<<<<

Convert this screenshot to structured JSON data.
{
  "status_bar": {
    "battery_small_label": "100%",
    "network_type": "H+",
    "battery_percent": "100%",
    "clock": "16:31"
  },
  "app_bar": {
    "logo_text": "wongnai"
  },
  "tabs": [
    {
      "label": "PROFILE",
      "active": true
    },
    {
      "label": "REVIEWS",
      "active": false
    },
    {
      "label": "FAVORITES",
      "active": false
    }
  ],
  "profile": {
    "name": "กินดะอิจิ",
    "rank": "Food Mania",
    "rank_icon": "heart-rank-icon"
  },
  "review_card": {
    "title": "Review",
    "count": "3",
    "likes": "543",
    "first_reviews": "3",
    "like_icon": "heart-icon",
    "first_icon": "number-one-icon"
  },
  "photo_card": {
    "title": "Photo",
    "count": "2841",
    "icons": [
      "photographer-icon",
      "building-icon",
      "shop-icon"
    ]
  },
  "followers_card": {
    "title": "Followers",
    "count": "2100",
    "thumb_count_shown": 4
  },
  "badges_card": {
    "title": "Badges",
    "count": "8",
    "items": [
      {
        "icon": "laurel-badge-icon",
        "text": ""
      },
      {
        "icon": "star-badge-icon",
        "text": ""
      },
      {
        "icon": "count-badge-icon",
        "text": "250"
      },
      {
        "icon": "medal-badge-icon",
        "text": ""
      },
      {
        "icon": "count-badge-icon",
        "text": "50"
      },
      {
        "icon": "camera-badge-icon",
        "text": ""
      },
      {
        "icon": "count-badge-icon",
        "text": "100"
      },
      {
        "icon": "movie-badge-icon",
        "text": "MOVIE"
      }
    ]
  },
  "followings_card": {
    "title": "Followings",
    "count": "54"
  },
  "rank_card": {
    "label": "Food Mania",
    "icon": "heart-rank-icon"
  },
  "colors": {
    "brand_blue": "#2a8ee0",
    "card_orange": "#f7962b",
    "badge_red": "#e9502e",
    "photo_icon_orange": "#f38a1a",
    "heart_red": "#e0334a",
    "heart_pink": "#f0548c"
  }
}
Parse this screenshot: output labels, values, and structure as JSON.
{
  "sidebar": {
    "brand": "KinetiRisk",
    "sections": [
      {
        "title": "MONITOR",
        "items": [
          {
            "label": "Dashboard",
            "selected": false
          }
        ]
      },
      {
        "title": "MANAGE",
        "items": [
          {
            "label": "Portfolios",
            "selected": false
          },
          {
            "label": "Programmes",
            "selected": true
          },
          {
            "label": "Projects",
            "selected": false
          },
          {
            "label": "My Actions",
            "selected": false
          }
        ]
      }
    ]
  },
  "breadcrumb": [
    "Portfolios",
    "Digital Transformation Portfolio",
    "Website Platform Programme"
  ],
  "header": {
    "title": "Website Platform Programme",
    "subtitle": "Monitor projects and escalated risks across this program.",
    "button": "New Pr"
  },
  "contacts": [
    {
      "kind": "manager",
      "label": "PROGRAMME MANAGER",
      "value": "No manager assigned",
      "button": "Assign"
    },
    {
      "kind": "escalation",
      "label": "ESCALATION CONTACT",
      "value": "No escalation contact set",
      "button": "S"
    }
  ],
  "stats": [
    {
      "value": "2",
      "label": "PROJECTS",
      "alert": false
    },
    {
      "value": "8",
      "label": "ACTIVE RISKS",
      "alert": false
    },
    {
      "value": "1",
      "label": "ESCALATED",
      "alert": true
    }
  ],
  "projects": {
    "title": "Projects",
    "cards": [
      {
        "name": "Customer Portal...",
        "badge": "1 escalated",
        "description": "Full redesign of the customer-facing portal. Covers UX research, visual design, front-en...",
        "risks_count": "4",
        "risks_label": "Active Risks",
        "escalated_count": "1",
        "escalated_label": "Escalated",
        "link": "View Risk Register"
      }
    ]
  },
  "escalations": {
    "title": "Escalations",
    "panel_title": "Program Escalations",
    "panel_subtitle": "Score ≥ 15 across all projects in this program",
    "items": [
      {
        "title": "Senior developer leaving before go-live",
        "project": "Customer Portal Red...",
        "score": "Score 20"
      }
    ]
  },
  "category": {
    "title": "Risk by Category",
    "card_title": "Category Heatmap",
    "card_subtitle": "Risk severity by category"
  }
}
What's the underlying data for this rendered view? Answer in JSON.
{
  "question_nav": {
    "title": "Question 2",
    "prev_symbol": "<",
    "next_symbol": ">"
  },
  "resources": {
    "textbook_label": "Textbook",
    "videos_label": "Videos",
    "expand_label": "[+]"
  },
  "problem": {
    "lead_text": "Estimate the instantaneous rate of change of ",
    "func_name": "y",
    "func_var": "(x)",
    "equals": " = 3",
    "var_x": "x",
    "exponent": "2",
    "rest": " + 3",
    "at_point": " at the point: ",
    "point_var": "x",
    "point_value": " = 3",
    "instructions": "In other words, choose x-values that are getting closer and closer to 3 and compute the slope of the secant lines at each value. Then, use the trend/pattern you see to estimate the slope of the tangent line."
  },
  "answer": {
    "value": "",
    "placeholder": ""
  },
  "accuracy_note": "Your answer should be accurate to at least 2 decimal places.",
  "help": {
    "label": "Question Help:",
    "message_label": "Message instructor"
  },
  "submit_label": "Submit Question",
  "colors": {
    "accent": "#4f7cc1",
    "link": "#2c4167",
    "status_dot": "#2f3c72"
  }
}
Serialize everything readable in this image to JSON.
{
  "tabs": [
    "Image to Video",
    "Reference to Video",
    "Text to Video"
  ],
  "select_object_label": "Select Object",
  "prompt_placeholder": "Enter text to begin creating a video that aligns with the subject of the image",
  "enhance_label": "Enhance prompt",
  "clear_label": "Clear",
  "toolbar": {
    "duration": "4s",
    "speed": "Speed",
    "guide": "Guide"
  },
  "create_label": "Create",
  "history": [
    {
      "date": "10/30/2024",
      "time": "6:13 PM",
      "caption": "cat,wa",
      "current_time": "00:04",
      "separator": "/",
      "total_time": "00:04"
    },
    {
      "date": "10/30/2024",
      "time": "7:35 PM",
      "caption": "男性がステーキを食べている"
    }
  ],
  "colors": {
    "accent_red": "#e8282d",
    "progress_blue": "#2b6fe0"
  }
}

>>>>

Return each line where "that" shows up.

    "instructions": "In other words, choose x-values that are getting closer and closer to 3 and compute the slope of the secant lines at each value. Then, use the trend/pattern you see to estimate the slope of the tangent line."
  "prompt_placeholder": "Enter text to begin creating a video that aligns with the subject of the image",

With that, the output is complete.